* _Task goal_: How many lines in this data contain the string "title"? Reply with the number only.

Figure data in JSON
= = = = = = =

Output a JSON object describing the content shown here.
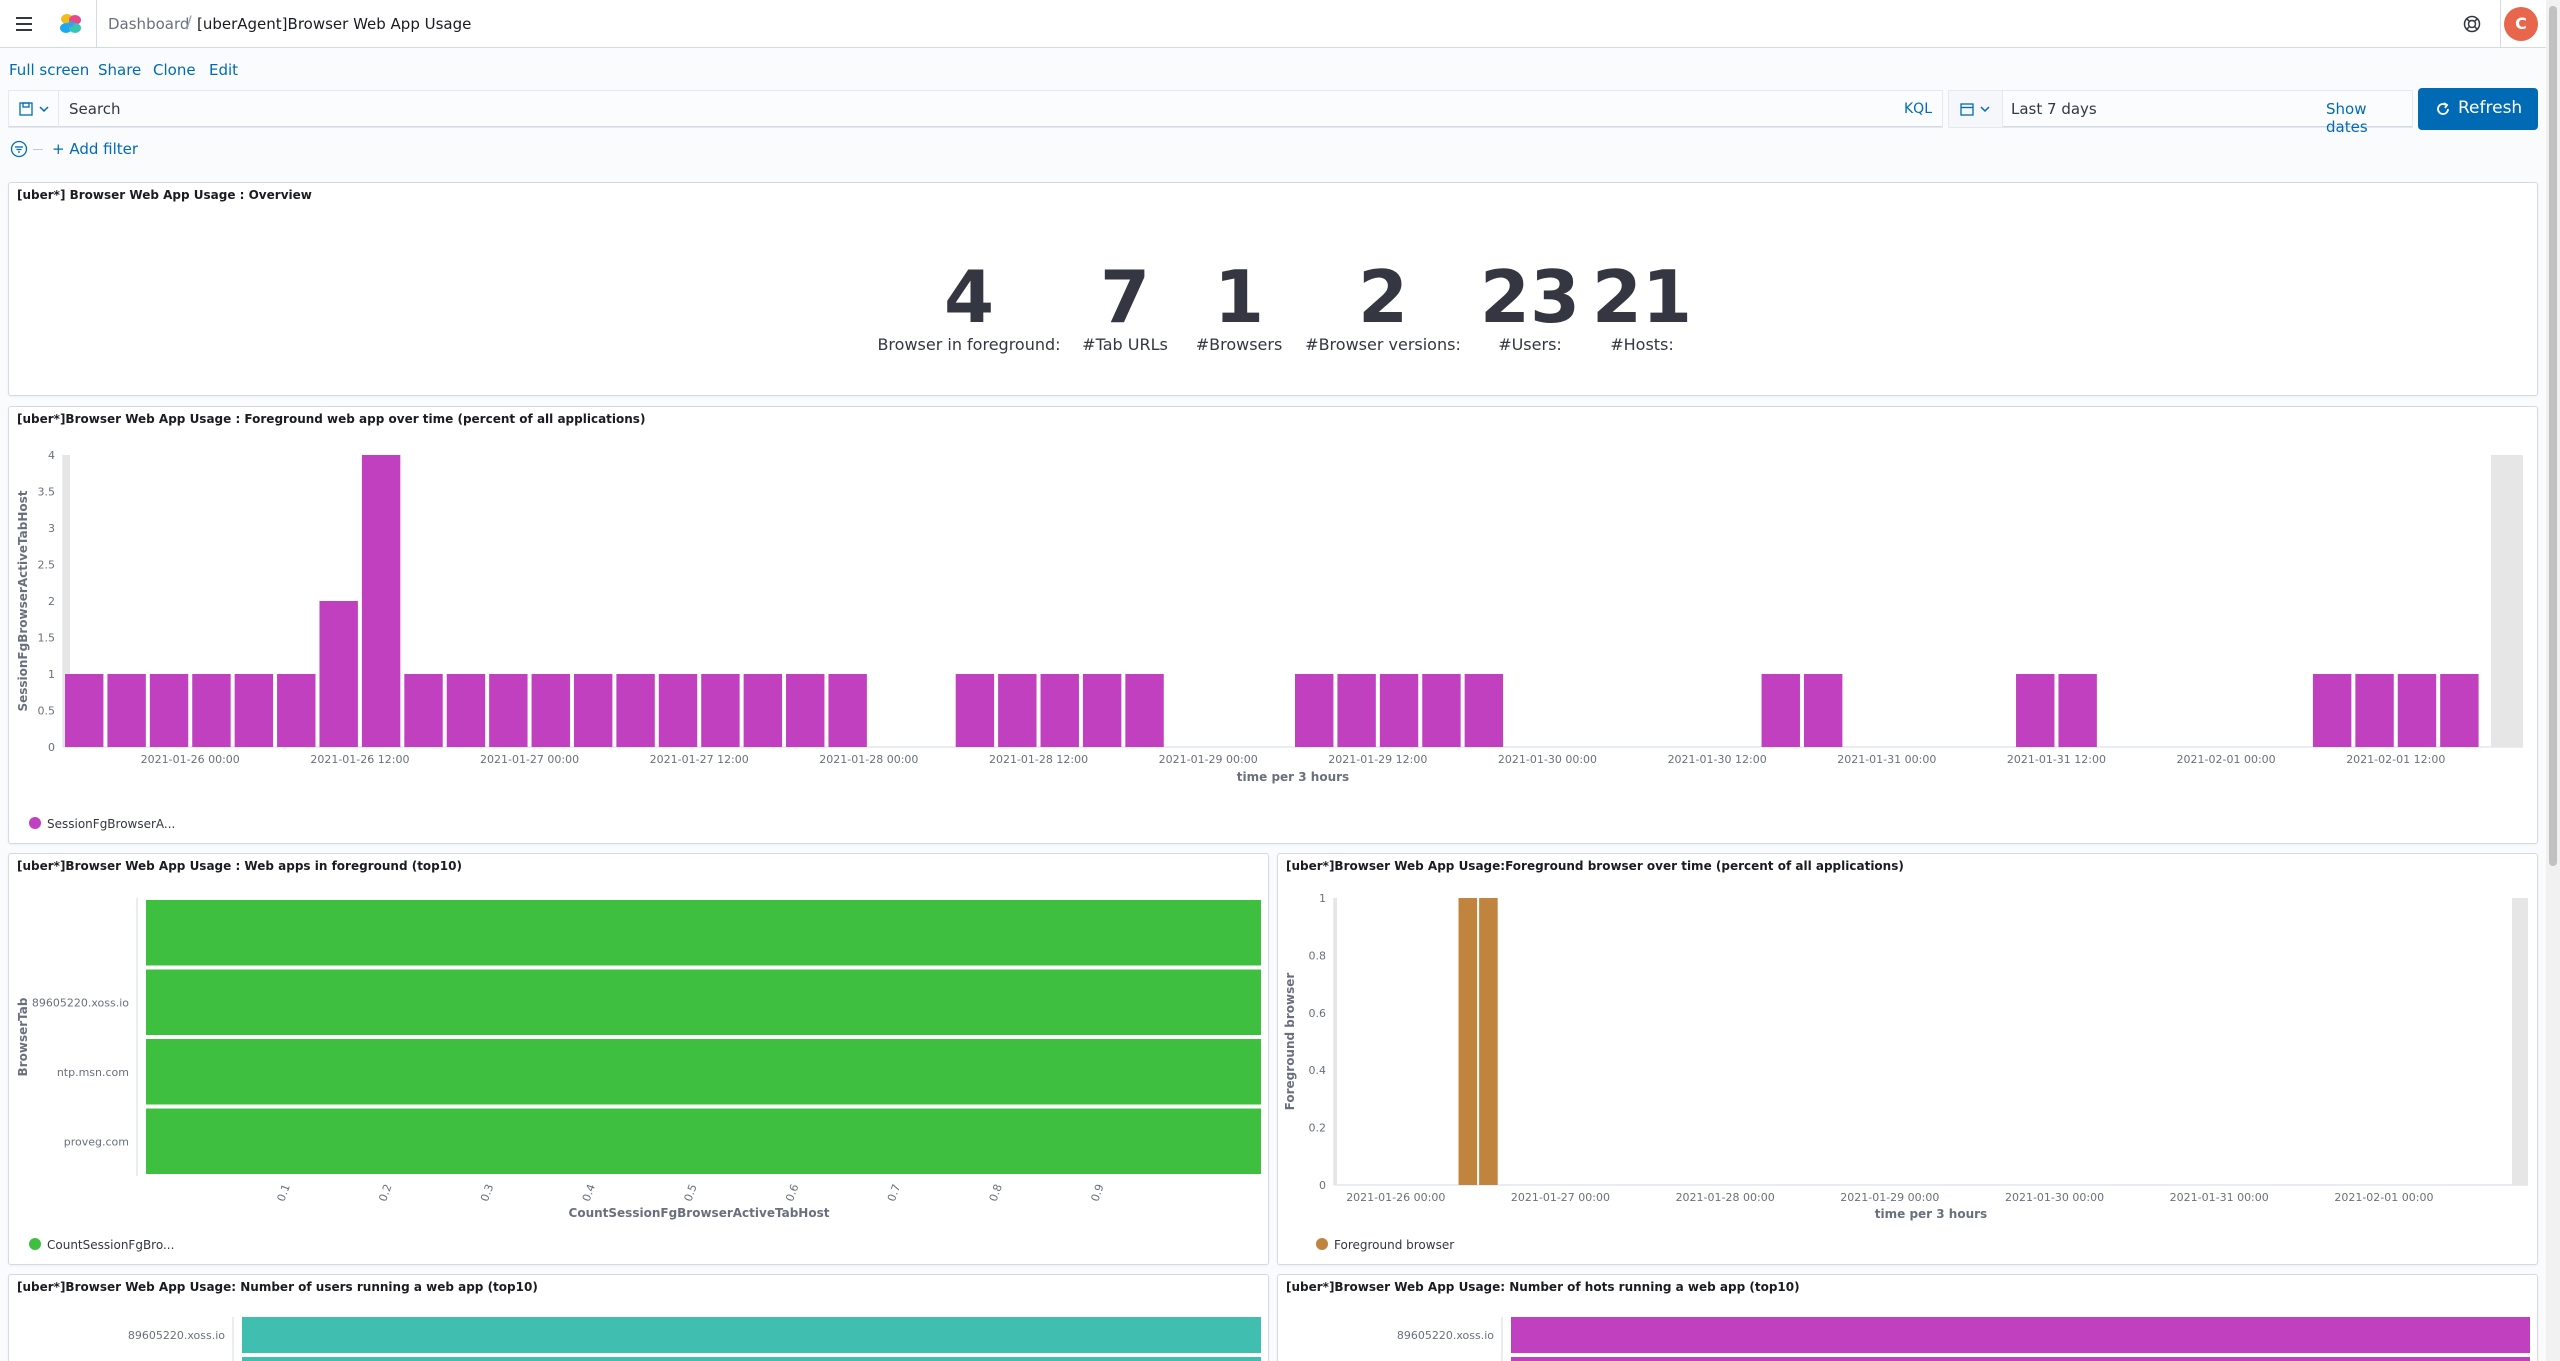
{
  "header": {
    "breadcrumb_root": "Dashboard",
    "breadcrumb_current": "[uberAgent]Browser Web App Usage",
    "avatar_initial": "C",
    "icons": {
      "menu": "hamburger-menu-icon",
      "logo": "elastic-logo",
      "help": "help-icon"
    }
  },
  "actions": {
    "full_screen": "Full screen",
    "share": "Share",
    "clone": "Clone",
    "edit": "Edit"
  },
  "query": {
    "placeholder": "Search",
    "language": "KQL",
    "date_range": "Last 7 days",
    "show_dates": "Show dates",
    "refresh": "Refresh"
  },
  "filters": {
    "add_filter": "+ Add filter"
  },
  "panels": {
    "overview": {
      "title": "[uber*] Browser Web App Usage : Overview",
      "metrics": [
        {
          "value": "4",
          "label": "Browser in foreground:"
        },
        {
          "value": "7",
          "label": "#Tab URLs"
        },
        {
          "value": "1",
          "label": "#Browsers"
        },
        {
          "value": "2",
          "label": "#Browser versions:"
        },
        {
          "value": "23",
          "label": "#Users:"
        },
        {
          "value": "21",
          "label": "#Hosts:"
        }
      ]
    },
    "foreground_web_app": {
      "title": "[uber*]Browser Web App Usage : Foreground web app over time (percent of all applications)",
      "legend": "SessionFgBrowserA..."
    },
    "web_apps_top10": {
      "title": "[uber*]Browser Web App Usage : Web apps in foreground (top10)",
      "legend": "CountSessionFgBro..."
    },
    "foreground_browser": {
      "title": "[uber*]Browser Web App Usage:Foreground browser over time (percent of all applications)",
      "legend": "Foreground browser"
    },
    "users_top10": {
      "title": "[uber*]Browser Web App Usage: Number of users running a web app (top10)"
    },
    "hosts_top10": {
      "title": "[uber*]Browser Web App Usage: Number of hots running a web app (top10)"
    }
  },
  "chart_data": [
    {
      "type": "bar",
      "title": "[uber*]Browser Web App Usage : Foreground web app over time (percent of all applications)",
      "xlabel": "time per 3 hours",
      "ylabel": "SessionFgBrowserActiveTabHost",
      "ylim": [
        0,
        4
      ],
      "yticks": [
        "0",
        "0.5",
        "1",
        "1.5",
        "2",
        "2.5",
        "3",
        "3.5",
        "4"
      ],
      "xticks": [
        "2021-01-26 00:00",
        "2021-01-26 12:00",
        "2021-01-27 00:00",
        "2021-01-27 12:00",
        "2021-01-28 00:00",
        "2021-01-28 12:00",
        "2021-01-29 00:00",
        "2021-01-29 12:00",
        "2021-01-30 00:00",
        "2021-01-30 12:00",
        "2021-01-31 00:00",
        "2021-01-31 12:00",
        "2021-02-01 00:00",
        "2021-02-01 12:00"
      ],
      "color": "#c040bf",
      "series": [
        {
          "name": "SessionFgBrowserA...",
          "bin_index": [
            0,
            1,
            2,
            3,
            4,
            5,
            6,
            7,
            8,
            9,
            10,
            11,
            12,
            13,
            14,
            15,
            16,
            17,
            18,
            21,
            22,
            23,
            24,
            25,
            29,
            30,
            31,
            32,
            33,
            40,
            41,
            46,
            47,
            53,
            54,
            55,
            56
          ],
          "values": [
            1,
            1,
            1,
            1,
            1,
            1,
            2,
            4,
            1,
            1,
            1,
            1,
            1,
            1,
            1,
            1,
            1,
            1,
            1,
            1,
            1,
            1,
            1,
            1,
            1,
            1,
            1,
            1,
            1,
            1,
            1,
            1,
            1,
            1,
            1,
            1,
            1
          ]
        }
      ]
    },
    {
      "type": "bar",
      "title": "[uber*]Browser Web App Usage : Web apps in foreground (top10)",
      "orientation": "horizontal",
      "xlabel": "CountSessionFgBrowserActiveTabHost",
      "ylabel": "BrowserTab",
      "xticks": [
        "0.1",
        "0.2",
        "0.3",
        "0.4",
        "0.5",
        "0.6",
        "0.7",
        "0.8",
        "0.9"
      ],
      "color": "#3fbf40",
      "categories": [
        "",
        "89605220.xoss.io",
        "ntp.msn.com",
        "proveg.com"
      ],
      "series": [
        {
          "name": "CountSessionFgBro...",
          "values": [
            1,
            1,
            1,
            1
          ]
        }
      ]
    },
    {
      "type": "bar",
      "title": "[uber*]Browser Web App Usage:Foreground browser over time (percent of all applications)",
      "xlabel": "time per 3 hours",
      "ylabel": "Foreground browser",
      "ylim": [
        0,
        1
      ],
      "yticks": [
        "0",
        "0.2",
        "0.4",
        "0.6",
        "0.8",
        "1"
      ],
      "xticks": [
        "2021-01-26 00:00",
        "2021-01-27 00:00",
        "2021-01-28 00:00",
        "2021-01-29 00:00",
        "2021-01-30 00:00",
        "2021-01-31 00:00",
        "2021-02-01 00:00"
      ],
      "color": "#c0843f",
      "series": [
        {
          "name": "Foreground browser",
          "bin_index": [
            6,
            7
          ],
          "values": [
            1,
            1
          ]
        }
      ]
    },
    {
      "type": "bar",
      "title": "[uber*]Browser Web App Usage: Number of users running a web app (top10)",
      "orientation": "horizontal",
      "color": "#40bfb0",
      "categories": [
        "89605220.xoss.io"
      ],
      "values": [
        1
      ]
    },
    {
      "type": "bar",
      "title": "[uber*]Browser Web App Usage: Number of hots running a web app (top10)",
      "orientation": "horizontal",
      "color": "#c040bf",
      "categories": [
        "89605220.xoss.io"
      ],
      "values": [
        1
      ]
    }
  ]
}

= = = = = = =

* _Worked answer_: 11